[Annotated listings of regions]
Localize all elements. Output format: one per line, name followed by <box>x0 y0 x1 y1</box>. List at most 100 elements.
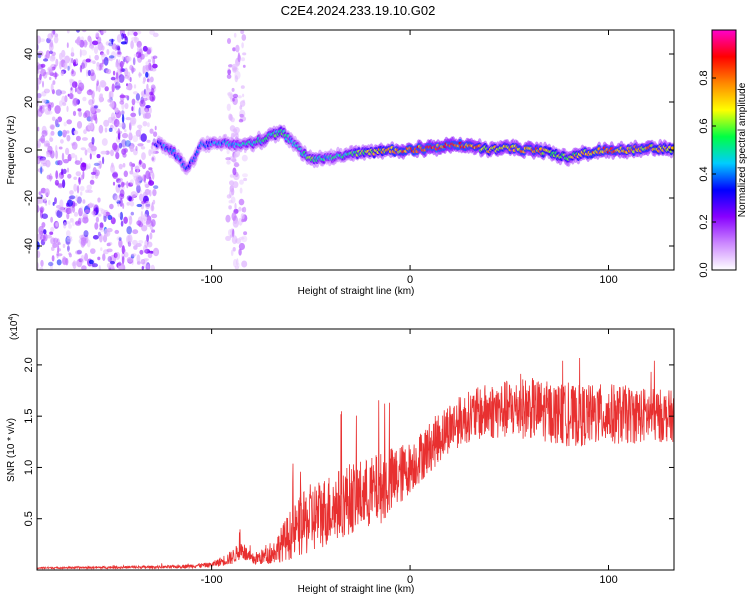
spectrogram-noise-blob <box>152 172 155 180</box>
spectrogram-noise-blob <box>137 124 143 129</box>
spectrogram-noise-blob <box>91 263 99 268</box>
spectrogram-noise-blob <box>135 129 142 137</box>
spectrogram-noise-blob <box>48 261 54 267</box>
snr-y-ticks: 0.5 1.0 1.5 2.0 <box>23 357 674 526</box>
spectrogram-noise-blob <box>147 263 150 270</box>
spectrogram-noise-blob <box>128 196 132 202</box>
spectrogram-noise-blob <box>144 188 151 196</box>
spectrogram-noise-blob <box>57 242 61 246</box>
spectrogram-noise-blob <box>86 69 89 77</box>
snr-y-tick-label: 0.5 <box>23 511 35 526</box>
spectrogram-noise-blob <box>137 216 143 225</box>
spectrogram-noise-blob <box>134 37 140 43</box>
spectrogram-noise-blob <box>150 145 154 150</box>
spectrogram-noise-blob <box>153 131 158 137</box>
spectrogram-noise-blob <box>144 112 151 119</box>
spectrogram-panel: -100 0 100 -40 -20 0 20 40 Height of straight … <box>6 29 675 297</box>
spectrogram-noise-blob <box>72 110 77 117</box>
spectrogram-noise-blob <box>151 213 158 219</box>
spectrogram-noise-blob <box>144 259 148 263</box>
spectrogram-noise-blob <box>112 70 116 76</box>
spectrogram-noise-blob <box>121 256 125 265</box>
spectrogram-noise-blob <box>126 56 132 62</box>
spectrogram-noise-blob <box>241 235 248 243</box>
spectrogram-noise-blob <box>142 76 147 83</box>
snr-x-axis-label: Height of straight line (km) <box>298 584 415 595</box>
spectrogram-noise-blob <box>123 216 128 224</box>
spectrogram-noise-blob <box>46 151 49 158</box>
spectrogram-noise-blob <box>66 30 70 34</box>
spectrogram-noise-blob <box>127 31 130 36</box>
spectrogram-noise-blob <box>86 184 92 191</box>
spectrogram-noise-blob <box>49 137 54 143</box>
spectrogram-noise-blob <box>122 203 125 209</box>
spectrogram-noise-blob <box>50 216 53 223</box>
spectrogram-noise-blob <box>59 60 62 70</box>
spectrogram-noise-blob <box>47 33 53 40</box>
spectrogram-noise-blob <box>38 225 44 235</box>
spectrogram-noise-blob <box>95 32 99 38</box>
colorbar-frame <box>711 29 737 271</box>
spectrogram-noise-blob <box>126 226 132 235</box>
spectrogram-noise-blob <box>40 194 43 199</box>
spectrogram-x-tick-label: -100 <box>201 274 223 286</box>
spectrogram-noise-blob <box>154 250 158 256</box>
spectrogram-noise-blob <box>152 32 159 38</box>
spectrogram-noise-blob <box>46 234 52 239</box>
spectrogram-noise-blob <box>50 237 57 245</box>
spectrogram-noise-blob <box>49 50 53 54</box>
spectrogram-noise-blob <box>89 69 95 77</box>
spectrogram-noise-blob <box>124 140 131 147</box>
spectrogram-noise-blob <box>106 262 112 269</box>
spectrogram-noise-blob <box>39 73 42 81</box>
spectrogram-noise-blob <box>60 90 67 95</box>
spectrogram-noise-blob <box>37 70 42 74</box>
colorbar-tick-label: 0.2 <box>698 214 710 229</box>
spectrogram-noise-blob <box>140 146 146 150</box>
spectrogram-noise-blob <box>106 227 113 233</box>
spectrogram-noise-blob <box>43 229 47 235</box>
spectrogram-noise-blob <box>132 91 138 95</box>
spectrogram-noise-blob <box>39 267 44 270</box>
spectrogram-noise-blob <box>41 222 46 228</box>
spectrogram-noise-blob <box>229 174 235 178</box>
spectrogram-noise-blob <box>94 169 100 177</box>
spectrogram-noise-blob <box>242 99 246 103</box>
spectrogram-noise-blob <box>37 126 40 132</box>
spectrogram-noise-blob <box>117 184 121 188</box>
spectrogram-noise-blob <box>84 149 87 156</box>
spectrogram-noise-blob <box>71 57 74 64</box>
colorbar-tick-label: 0.0 <box>698 262 710 277</box>
spectrogram-noise-blob <box>67 245 70 252</box>
spectrogram-noise-blob <box>100 247 103 252</box>
colorbar-tick-label: 0.6 <box>698 118 710 133</box>
spectrogram-noise-blob <box>50 124 55 130</box>
spectrogram-noise-blob <box>109 267 115 270</box>
spectrogram-noise-blob <box>67 246 70 250</box>
spectrogram-noise-blob <box>44 188 50 197</box>
spectrogram-noise-blob <box>138 159 142 165</box>
spectrogram-noise-blob <box>136 100 140 104</box>
spectrogram-noise-blob <box>230 96 233 103</box>
spectrogram-noise-blob <box>130 191 137 198</box>
spectrogram-noise-blob <box>143 244 148 254</box>
spectrogram-noise-blob <box>152 63 158 69</box>
spectrogram-noise-blob <box>110 51 117 61</box>
spectrogram-noise-blob <box>148 167 153 171</box>
spectrogram-noise-blob <box>111 43 117 50</box>
spectrogram-noise-blob <box>88 89 92 93</box>
spectrogram-noise-blob <box>86 239 91 248</box>
spectrogram-noise-blob <box>148 180 155 186</box>
spectrogram-noise-blob <box>133 53 138 58</box>
spectrogram-noise-blob <box>37 140 41 149</box>
spectrogram-noise-blob <box>85 58 91 63</box>
spectrogram-noise-blob <box>76 121 83 129</box>
spectrogram-noise-blob <box>83 39 88 48</box>
spectrogram-noise-blob <box>52 30 56 35</box>
spectrogram-noise-blob <box>57 130 63 137</box>
spectrogram-noise-blob <box>148 79 152 83</box>
spectrogram-noise-blob <box>114 229 120 234</box>
spectrogram-noise-blob <box>49 55 56 62</box>
spectrogram-noise-blob <box>69 218 74 223</box>
spectrogram-noise-blob <box>81 59 88 69</box>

[To do] Rewrite each of the items above as a numbered list with no blank lines, and omit the pictures.

[The answer]
1. Localize all elements. Output format: one per line, name followed by <box>x0 y0 x1 y1</box>. List at most 100 elements.
2. spectrogram-noise-blob <box>152 172 155 180</box>
3. spectrogram-noise-blob <box>137 124 143 129</box>
4. spectrogram-noise-blob <box>91 263 99 268</box>
5. spectrogram-noise-blob <box>135 129 142 137</box>
6. spectrogram-noise-blob <box>48 261 54 267</box>
7. snr-y-ticks: 0.5 1.0 1.5 2.0 <box>23 357 674 526</box>
8. spectrogram-noise-blob <box>147 263 150 270</box>
9. spectrogram-noise-blob <box>128 196 132 202</box>
10. spectrogram-noise-blob <box>144 188 151 196</box>
11. spectrogram-noise-blob <box>57 242 61 246</box>
12. spectrogram-noise-blob <box>86 69 89 77</box>
13. snr-y-tick-label: 0.5 <box>23 511 35 526</box>
14. spectrogram-noise-blob <box>137 216 143 225</box>
15. spectrogram-noise-blob <box>134 37 140 43</box>
16. spectrogram-noise-blob <box>150 145 154 150</box>
17. spectrogram-noise-blob <box>153 131 158 137</box>
18. spectrogram-noise-blob <box>144 112 151 119</box>
19. spectrogram-panel: -100 0 100 -40 -20 0 20 40 Height of straight … <box>6 29 675 297</box>
20. spectrogram-noise-blob <box>72 110 77 117</box>
21. spectrogram-noise-blob <box>151 213 158 219</box>
22. spectrogram-noise-blob <box>144 259 148 263</box>
23. spectrogram-noise-blob <box>112 70 116 76</box>
24. spectrogram-noise-blob <box>121 256 125 265</box>
25. spectrogram-noise-blob <box>126 56 132 62</box>
26. spectrogram-noise-blob <box>241 235 248 243</box>
27. spectrogram-noise-blob <box>142 76 147 83</box>
28. snr-x-axis-label: Height of straight line (km) <box>298 584 415 595</box>
29. spectrogram-noise-blob <box>123 216 128 224</box>
30. spectrogram-noise-blob <box>46 151 49 158</box>
31. spectrogram-noise-blob <box>66 30 70 34</box>
32. spectrogram-noise-blob <box>127 31 130 36</box>
33. spectrogram-noise-blob <box>86 184 92 191</box>
34. spectrogram-noise-blob <box>49 137 54 143</box>
35. spectrogram-noise-blob <box>122 203 125 209</box>
36. spectrogram-noise-blob <box>50 216 53 223</box>
37. spectrogram-noise-blob <box>59 60 62 70</box>
38. spectrogram-noise-blob <box>47 33 53 40</box>
39. spectrogram-noise-blob <box>38 225 44 235</box>
40. spectrogram-noise-blob <box>95 32 99 38</box>
41. colorbar-frame <box>711 29 737 271</box>
42. spectrogram-noise-blob <box>126 226 132 235</box>
43. spectrogram-noise-blob <box>40 194 43 199</box>
44. spectrogram-x-tick-label: -100 <box>201 274 223 286</box>
45. spectrogram-noise-blob <box>154 250 158 256</box>
46. spectrogram-noise-blob <box>152 32 159 38</box>
47. spectrogram-noise-blob <box>46 234 52 239</box>
48. spectrogram-noise-blob <box>50 237 57 245</box>
49. spectrogram-noise-blob <box>49 50 53 54</box>
50. spectrogram-noise-blob <box>89 69 95 77</box>
51. spectrogram-noise-blob <box>124 140 131 147</box>
52. spectrogram-noise-blob <box>106 262 112 269</box>
53. spectrogram-noise-blob <box>39 73 42 81</box>
54. spectrogram-noise-blob <box>60 90 67 95</box>
55. spectrogram-noise-blob <box>37 70 42 74</box>
56. colorbar-tick-label: 0.2 <box>698 214 710 229</box>
57. spectrogram-noise-blob <box>140 146 146 150</box>
58. spectrogram-noise-blob <box>106 227 113 233</box>
59. spectrogram-noise-blob <box>43 229 47 235</box>
60. spectrogram-noise-blob <box>132 91 138 95</box>
61. spectrogram-noise-blob <box>39 267 44 270</box>
62. spectrogram-noise-blob <box>41 222 46 228</box>
63. spectrogram-noise-blob <box>229 174 235 178</box>
64. spectrogram-noise-blob <box>94 169 100 177</box>
65. spectrogram-noise-blob <box>242 99 246 103</box>
66. spectrogram-noise-blob <box>37 126 40 132</box>
67. spectrogram-noise-blob <box>117 184 121 188</box>
68. spectrogram-noise-blob <box>84 149 87 156</box>
69. spectrogram-noise-blob <box>71 57 74 64</box>
70. colorbar-tick-label: 0.0 <box>698 262 710 277</box>
71. spectrogram-noise-blob <box>67 245 70 252</box>
72. spectrogram-noise-blob <box>100 247 103 252</box>
73. colorbar-tick-label: 0.6 <box>698 118 710 133</box>
74. spectrogram-noise-blob <box>50 124 55 130</box>
75. spectrogram-noise-blob <box>109 267 115 270</box>
76. spectrogram-noise-blob <box>67 246 70 250</box>
77. spectrogram-noise-blob <box>44 188 50 197</box>
78. spectrogram-noise-blob <box>138 159 142 165</box>
79. spectrogram-noise-blob <box>136 100 140 104</box>
80. spectrogram-noise-blob <box>230 96 233 103</box>
81. spectrogram-noise-blob <box>130 191 137 198</box>
82. spectrogram-noise-blob <box>143 244 148 254</box>
83. spectrogram-noise-blob <box>152 63 158 69</box>
84. spectrogram-noise-blob <box>110 51 117 61</box>
85. spectrogram-noise-blob <box>148 167 153 171</box>
86. spectrogram-noise-blob <box>111 43 117 50</box>
87. spectrogram-noise-blob <box>88 89 92 93</box>
88. spectrogram-noise-blob <box>86 239 91 248</box>
89. spectrogram-noise-blob <box>148 180 155 186</box>
90. spectrogram-noise-blob <box>133 53 138 58</box>
91. spectrogram-noise-blob <box>37 140 41 149</box>
92. spectrogram-noise-blob <box>85 58 91 63</box>
93. spectrogram-noise-blob <box>76 121 83 129</box>
94. spectrogram-noise-blob <box>83 39 88 48</box>
95. spectrogram-noise-blob <box>52 30 56 35</box>
96. spectrogram-noise-blob <box>57 130 63 137</box>
97. spectrogram-noise-blob <box>148 79 152 83</box>
98. spectrogram-noise-blob <box>114 229 120 234</box>
99. spectrogram-noise-blob <box>49 55 56 62</box>
100. spectrogram-noise-blob <box>69 218 74 223</box>
101. spectrogram-noise-blob <box>81 59 88 69</box>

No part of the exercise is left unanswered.